### [GIVEN INSTRUCTION]
Copy each of the entries below faithfully, setting aside any pictures.

### [MATERIAL FOR THIS TASK]
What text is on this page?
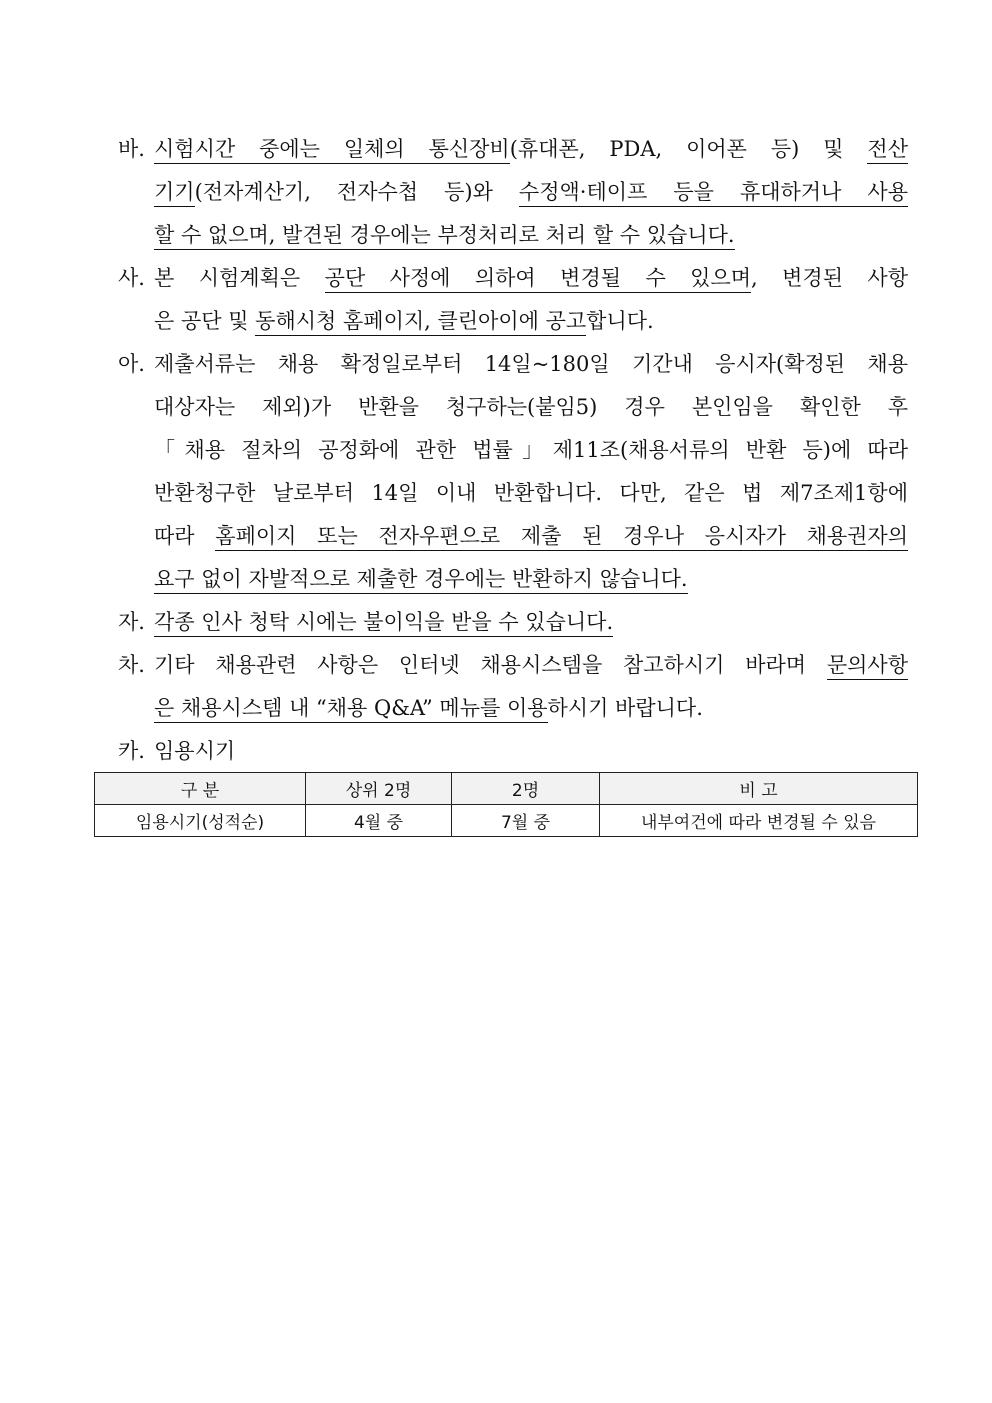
바. 시험시간 중에는 일체의 통신장비(휴대폰, PDA, 이어폰 등) 및 전산
기기(전자계산기, 전자수첩 등)와 수정액·테이프 등을 휴대하거나 사용
할 수 없으며, 발견된 경우에는 부정처리로 처리 할 수 있습니다.
사. 본 시험계획은 공단 사정에 의하여 변경될 수 있으며, 변경된 사항
은 공단 및 동해시청 홈페이지, 클린아이에 공고합니다.
아. 제출서류는 채용 확정일로부터 14일~180일 기간내 응시자(확정된 채용
대상자는 제외)가 반환을 청구하는(붙임5) 경우 본인임을 확인한 후
「채용 절차의 공정화에 관한 법률」제11조(채용서류의 반환 등)에 따라
반환청구한 날로부터 14일 이내 반환합니다. 다만, 같은 법 제7조제1항에
따라 홈페이지 또는 전자우편으로 제출 된 경우나 응시자가 채용권자의
요구 없이 자발적으로 제출한 경우에는 반환하지 않습니다.
자. 각종 인사 청탁 시에는 불이익을 받을 수 있습니다.
차. 기타 채용관련 사항은 인터넷 채용시스템을 참고하시기 바라며 문의사항
은 채용시스템 내 “채용 Q&A” 메뉴를 이용하시기 바랍니다.
카. 임용시기
구 분	상위 2명	2명	비 고
임용시기(성적순)	4월 중	7월 중	내부여건에 따라 변경될 수 있음
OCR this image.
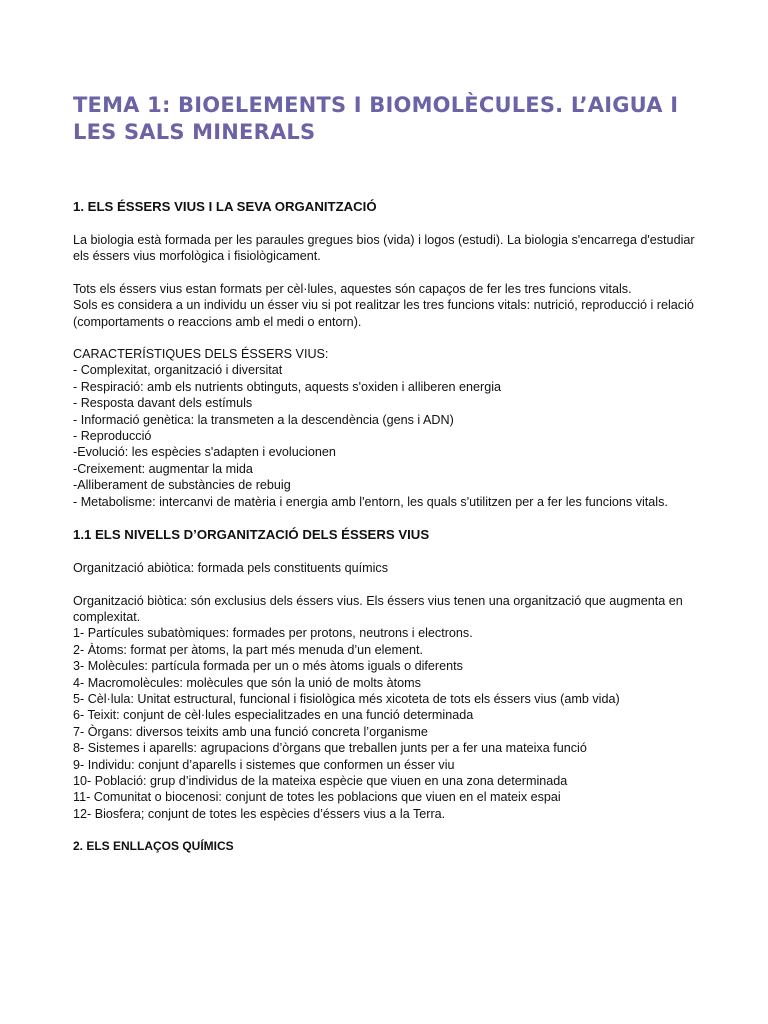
TEMA 1: BIOELEMENTS I BIOMOLÈCULES. L’AIGUA I LES SALS MINERALS
1. ELS ÉSSERS VIUS I LA SEVA ORGANITZACIÓ

La biologia està formada per les paraules gregues bios (vida) i logos (estudi). La biologia s'encarrega d'estudiar els éssers vius morfològica i fisiològicament.

Tots els éssers vius estan formats per cèl·lules, aquestes són capaços de fer les tres funcions vitals.

Sols es considera a un individu un ésser viu si pot realitzar les tres funcions vitals: nutrició, reproducció i relació (comportaments o reaccions amb el medi o entorn).

CARACTERÍSTIQUES DELS ÉSSERS VIUS:

- Complexitat, organització i diversitat
- Respiració: amb els nutrients obtinguts, aquests s'oxiden i alliberen energia
- Resposta davant dels estímuls
- Informació genètica: la transmeten a la descendència (gens i ADN)
- Reproducció
-Evolució: les espècies s'adapten i evolucionen
-Creixement: augmentar la mida
-Alliberament de substàncies de rebuig
- Metabolisme: intercanvi de matèria i energia amb l'entorn, les quals s'utilitzen per a fer les funcions vitals.
1.1 ELS NIVELLS D’ORGANITZACIÓ DELS ÉSSERS VIUS

Organització abiòtica: formada pels constituents químics

Organització biòtica: són exclusius dels éssers vius. Els éssers vius tenen una organització que augmenta en complexitat.

1- Partícules subatòmiques: formades per protons, neutrons i electrons.
2- Àtoms: format per àtoms, la part més menuda d’un element.
3- Molècules: partícula formada per un o més àtoms iguals o diferents
4- Macromolècules: molècules que són la unió de molts àtoms
5- Cèl·lula: Unitat estructural, funcional i fisiològica més xicoteta de tots els éssers vius (amb vida)
6- Teixit: conjunt de cèl·lules especialitzades en una funció determinada
7- Òrgans: diversos teixits amb una funció concreta l’organisme
8- Sistemes i aparells: agrupacions d’òrgans que treballen junts per a fer una mateixa funció
9- Individu: conjunt d’aparells i sistemes que conformen un ésser viu
10- Població: grup d’individus de la mateixa espècie que viuen en una zona determinada
11- Comunitat o biocenosi: conjunt de totes les poblacions que viuen en el mateix espai
12- Biosfera; conjunt de totes les espècies d’éssers vius a la Terra.
2. ELS ENLLAÇOS QUÍMICS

### [RESPONSE FOR THIS EXERCISE]
What text is on this page?
바. 시험시간 중에는 일체의 통신장비(휴대폰, PDA, 이어폰 등) 및 전산
기기(전자계산기, 전자수첩 등)와 수정액·테이프 등을 휴대하거나 사용
할 수 없으며, 발견된 경우에는 부정처리로 처리 할 수 있습니다.
사. 본 시험계획은 공단 사정에 의하여 변경될 수 있으며, 변경된 사항
은 공단 및 동해시청 홈페이지, 클린아이에 공고합니다.
아. 제출서류는 채용 확정일로부터 14일~180일 기간내 응시자(확정된 채용
대상자는 제외)가 반환을 청구하는(붙임5) 경우 본인임을 확인한 후
「채용 절차의 공정화에 관한 법률」제11조(채용서류의 반환 등)에 따라
반환청구한 날로부터 14일 이내 반환합니다. 다만, 같은 법 제7조제1항에
따라 홈페이지 또는 전자우편으로 제출 된 경우나 응시자가 채용권자의
요구 없이 자발적으로 제출한 경우에는 반환하지 않습니다.
자. 각종 인사 청탁 시에는 불이익을 받을 수 있습니다.
차. 기타 채용관련 사항은 인터넷 채용시스템을 참고하시기 바라며 문의사항
은 채용시스템 내 “채용 Q&A” 메뉴를 이용하시기 바랍니다.
카. 임용시기
구 분	상위 2명	2명	비 고
임용시기(성적순)	4월 중	7월 중	내부여건에 따라 변경될 수 있음
OCR this image.
TEMA 1: BIOELEMENTS I BIOMOLÈCULES. L’AIGUA I LES SALS MINERALS
1. ELS ÉSSERS VIUS I LA SEVA ORGANITZACIÓ

La biologia està formada per les paraules gregues bios (vida) i logos (estudi). La biologia s'encarrega d'estudiar els éssers vius morfològica i fisiològicament.

Tots els éssers vius estan formats per cèl·lules, aquestes són capaços de fer les tres funcions vitals.

Sols es considera a un individu un ésser viu si pot realitzar les tres funcions vitals: nutrició, reproducció i relació (comportaments o reaccions amb el medi o entorn).

CARACTERÍSTIQUES DELS ÉSSERS VIUS:

- Complexitat, organització i diversitat
- Respiració: amb els nutrients obtinguts, aquests s'oxiden i alliberen energia
- Resposta davant dels estímuls
- Informació genètica: la transmeten a la descendència (gens i ADN)
- Reproducció
-Evolució: les espècies s'adapten i evolucionen
-Creixement: augmentar la mida
-Alliberament de substàncies de rebuig
- Metabolisme: intercanvi de matèria i energia amb l'entorn, les quals s'utilitzen per a fer les funcions vitals.
1.1 ELS NIVELLS D’ORGANITZACIÓ DELS ÉSSERS VIUS

Organització abiòtica: formada pels constituents químics

Organització biòtica: són exclusius dels éssers vius. Els éssers vius tenen una organització que augmenta en complexitat.

1- Partícules subatòmiques: formades per protons, neutrons i electrons.
2- Àtoms: format per àtoms, la part més menuda d’un element.
3- Molècules: partícula formada per un o més àtoms iguals o diferents
4- Macromolècules: molècules que són la unió de molts àtoms
5- Cèl·lula: Unitat estructural, funcional i fisiològica més xicoteta de tots els éssers vius (amb vida)
6- Teixit: conjunt de cèl·lules especialitzades en una funció determinada
7- Òrgans: diversos teixits amb una funció concreta l’organisme
8- Sistemes i aparells: agrupacions d’òrgans que treballen junts per a fer una mateixa funció
9- Individu: conjunt d’aparells i sistemes que conformen un ésser viu
10- Població: grup d’individus de la mateixa espècie que viuen en una zona determinada
11- Comunitat o biocenosi: conjunt de totes les poblacions que viuen en el mateix espai
12- Biosfera; conjunt de totes les espècies d’éssers vius a la Terra.
2. ELS ENLLAÇOS QUÍMICS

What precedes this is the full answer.